**** Texte fourni ****

Comme on le voit, sans répudier d’anciens usages, Lima en a adopté de nouveaux, de sorte qu’il ne serait pas exagéré de dire que plusieurs siècles vivent côte à côte dans cette ville étrange, sans trop se heurter.

Un détail de ces mœurs bizarres sur lequel je ne saurais, pour ma part, trop insister, c’est l’excessive liberté des femmes et la place qu’elles tiennent dans la société au Pérou. Les femmes règnent à Lima en véritables souveraines, et semblent avoir puisé à la position qu’elles ont conquise la conscience exagérée d’une valeur qui, jointe à toutes sortes de séductions, leur permet d’étendre parfois leur action dominatrice par delà les confins de la vie privée. On les trouve souvent mêlées aux intrigues politiques, mais si l’on en cite qui ont joué dans les affaires de l’État un rôle actif, énergique, prépondérant ; il en est bien plus encore dont la folle et mesquine vanité a exercé une triste influence sur des chefs à l’esprit faible et irrésolu.

**** Données extraites ****

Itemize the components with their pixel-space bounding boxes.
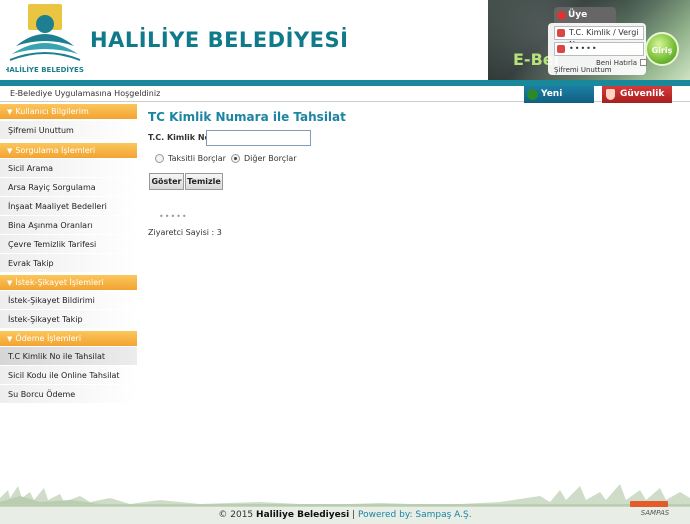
sidebar-item-record-search[interactable]: Sicil Arama [0,159,137,178]
sidebar-section-payments[interactable]: ▼ Ödeme İşlemleri [0,331,137,346]
welcome-text: E-Belediye Uygulamasına Hoşgeldiniz [10,89,161,98]
new-member-label: Yeni Üyelik [541,89,573,116]
sidebar: ▼ Kullanıcı Bilgilerim Şifremi Unuttum ▼ S… [0,104,137,404]
sidebar-item-land-value-query[interactable]: Arsa Rayiç Sorgulama [0,178,137,197]
forgot-password-link[interactable]: Şifremi Unuttum [554,66,612,74]
radio-installment-label: Taksitli Borçlar [168,154,226,163]
lock-icon [557,45,565,53]
new-member-button[interactable]: Yeni Üyelik [524,86,594,116]
page-header: HALİLİYE BELEDİYESİ HALİLİYE BELEDİYESİ … [0,0,690,80]
sampas-logo-text: SAMPAS [641,509,670,517]
key-icon [557,29,565,37]
radio-other-debts[interactable] [231,154,240,163]
login-button[interactable]: Giriş [645,32,679,66]
clear-button[interactable]: Temizle [185,173,223,190]
radio-installment-debts[interactable] [155,154,164,163]
sampas-logo[interactable]: SAMPAS [626,500,684,518]
visitor-count-value: 3 [216,228,222,237]
brand-title: HALİLİYE BELEDİYESİ [90,28,349,52]
footer-org: Haliliye Belediyesi [256,510,350,520]
footer-copyright: © 2015 [218,510,254,520]
footer-powered-by[interactable]: Powered by: Sampaş A.Ş. [358,510,472,520]
new-user-icon [527,89,538,100]
tc-number-label: T.C. Kimlik No [148,133,211,142]
sidebar-item-online-payment[interactable]: Sicil Kodu ile Online Tahsilat [0,366,137,385]
sidebar-item-document-tracking[interactable]: Evrak Takip [0,254,137,273]
radio-other-label: Diğer Borçlar [244,154,297,163]
remember-me-checkbox[interactable] [640,59,647,66]
login-tab: Üye Girişi [554,7,616,37]
login-password-input[interactable]: ••••• [554,42,644,56]
shield-icon [606,89,615,100]
sidebar-item-tc-payment[interactable]: T.C Kimlik No ile Tahsilat [0,347,137,366]
sidebar-item-depreciation-rates[interactable]: Bina Aşınma Oranları [0,216,137,235]
login-tc-input[interactable]: T.C. Kimlik / Vergi No [554,26,644,49]
visitor-count: Ziyaretci Sayisi : 3 [148,228,222,237]
tc-number-input[interactable] [206,130,311,146]
user-icon [557,11,566,20]
logo-text: HALİLİYE BELEDİYESİ [6,65,84,74]
sidebar-item-request-submit[interactable]: İstek-Şikayet Bildirimi [0,291,137,310]
security-label: Güvenlik [620,89,665,99]
loading-dots: ••••• [159,212,188,221]
login-box: Üye Girişi T.C. Kimlik / Vergi No ••••• … [544,2,686,76]
login-password-mask: ••••• [569,44,598,53]
sidebar-item-water-bill-payment[interactable]: Su Borcu Ödeme [0,385,137,404]
footer-text: © 2015 Haliliye Belediyesi | Powered by:… [0,510,690,520]
show-button[interactable]: Göster [149,173,184,190]
sidebar-section-user-info[interactable]: ▼ Kullanıcı Bilgilerim [0,104,137,119]
footer-separator: | [352,510,356,520]
security-button[interactable]: Güvenlik [602,86,672,103]
sidebar-item-request-tracking[interactable]: İstek-Şikayet Takip [0,310,137,329]
municipality-logo[interactable]: HALİLİYE BELEDİYESİ [6,2,84,76]
sidebar-item-cleaning-tariff[interactable]: Çevre Temizlik Tarifesi [0,235,137,254]
sidebar-item-construction-costs[interactable]: İnşaat Maaliyet Bedelleri [0,197,137,216]
visitor-count-label: Ziyaretci Sayisi : [148,228,215,237]
sidebar-section-requests[interactable]: ▼ İstek-Şikayet İşlemleri [0,275,137,290]
footer-grass-decoration [0,484,690,506]
sidebar-item-forgot-password[interactable]: Şifremi Unuttum [0,121,137,140]
page-title: TC Kimlik Numara ile Tahsilat [148,110,346,124]
sidebar-section-queries[interactable]: ▼ Sorgulama İşlemleri [0,143,137,158]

****

## Liste des tâches
a: Dans le texte fourni, remplacez « ville étrange » par « cité singulière » et réécrivez le passage qui commence aux mots « Comme on le » et s'arrête après « trop se heurter. ».
b: Recopiez telles quelles les lignes des enregistrements. Commencez à la ligne qui contient « sidebar-item-record-search[interactable]: Sicil Arama » et arrêtez-vous après celle qui contient « new-member-label: Yeni Üyelik ».

## Corrigé des tâches
a:
Comme on le voit, sans répudier d’anciens usages, Lima en a adopté de nouveaux, de sorte qu’il ne serait pas exagéré de dire que plusieurs siècles vivent côte à côte dans cette cité singulière, sans trop se heurter.

b:
sidebar-item-record-search[interactable]: Sicil Arama [0,159,137,178]
sidebar-section-payments[interactable]: ▼ Ödeme İşlemleri [0,331,137,346]
welcome-text: E-Belediye Uygulamasına Hoşgeldiniz [10,89,161,98]
new-member-label: Yeni Üyelik [541,89,573,116]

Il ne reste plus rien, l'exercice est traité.